-- BEGIN --

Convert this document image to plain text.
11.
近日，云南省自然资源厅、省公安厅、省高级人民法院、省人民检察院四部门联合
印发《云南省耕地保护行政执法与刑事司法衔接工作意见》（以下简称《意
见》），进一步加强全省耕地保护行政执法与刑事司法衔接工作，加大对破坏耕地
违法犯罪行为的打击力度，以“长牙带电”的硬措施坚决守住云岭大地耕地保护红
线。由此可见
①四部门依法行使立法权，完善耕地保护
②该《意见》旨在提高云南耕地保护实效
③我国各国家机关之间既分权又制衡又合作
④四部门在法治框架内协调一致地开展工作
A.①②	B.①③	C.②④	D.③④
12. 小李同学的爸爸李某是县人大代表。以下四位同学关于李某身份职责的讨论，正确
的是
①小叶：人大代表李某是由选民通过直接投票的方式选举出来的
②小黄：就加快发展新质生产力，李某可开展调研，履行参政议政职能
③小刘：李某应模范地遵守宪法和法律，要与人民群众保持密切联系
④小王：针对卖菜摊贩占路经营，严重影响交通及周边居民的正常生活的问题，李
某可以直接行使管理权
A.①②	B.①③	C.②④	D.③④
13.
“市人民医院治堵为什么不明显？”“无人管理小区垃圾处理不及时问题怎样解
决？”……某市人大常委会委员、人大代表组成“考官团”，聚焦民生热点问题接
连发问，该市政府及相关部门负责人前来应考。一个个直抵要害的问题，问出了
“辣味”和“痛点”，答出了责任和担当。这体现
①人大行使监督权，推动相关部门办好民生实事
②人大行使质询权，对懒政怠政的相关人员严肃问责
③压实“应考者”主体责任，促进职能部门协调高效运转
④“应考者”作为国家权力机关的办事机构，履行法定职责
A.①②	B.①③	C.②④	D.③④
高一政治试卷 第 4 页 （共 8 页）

-- END --

What is asked:
Reproduce the material precisely, including every line.

Response:
Convert this document image to plain text.
11.
近日，云南省自然资源厅、省公安厅、省高级人民法院、省人民检察院四部门联合
印发《云南省耕地保护行政执法与刑事司法衔接工作意见》（以下简称《意
见》），进一步加强全省耕地保护行政执法与刑事司法衔接工作，加大对破坏耕地
违法犯罪行为的打击力度，以“长牙带电”的硬措施坚决守住云岭大地耕地保护红
线。由此可见
①四部门依法行使立法权，完善耕地保护
②该《意见》旨在提高云南耕地保护实效
③我国各国家机关之间既分权又制衡又合作
④四部门在法治框架内协调一致地开展工作
A.①②	B.①③	C.②④	D.③④
12. 小李同学的爸爸李某是县人大代表。以下四位同学关于李某身份职责的讨论，正确
的是
①小叶：人大代表李某是由选民通过直接投票的方式选举出来的
②小黄：就加快发展新质生产力，李某可开展调研，履行参政议政职能
③小刘：李某应模范地遵守宪法和法律，要与人民群众保持密切联系
④小王：针对卖菜摊贩占路经营，严重影响交通及周边居民的正常生活的问题，李
某可以直接行使管理权
A.①②	B.①③	C.②④	D.③④
13.
“市人民医院治堵为什么不明显？”“无人管理小区垃圾处理不及时问题怎样解
决？”……某市人大常委会委员、人大代表组成“考官团”，聚焦民生热点问题接
连发问，该市政府及相关部门负责人前来应考。一个个直抵要害的问题，问出了
“辣味”和“痛点”，答出了责任和担当。这体现
①人大行使监督权，推动相关部门办好民生实事
②人大行使质询权，对懒政怠政的相关人员严肃问责
③压实“应考者”主体责任，促进职能部门协调高效运转
④“应考者”作为国家权力机关的办事机构，履行法定职责
A.①②	B.①③	C.②④	D.③④
高一政治试卷 第 4 页 （共 8 页）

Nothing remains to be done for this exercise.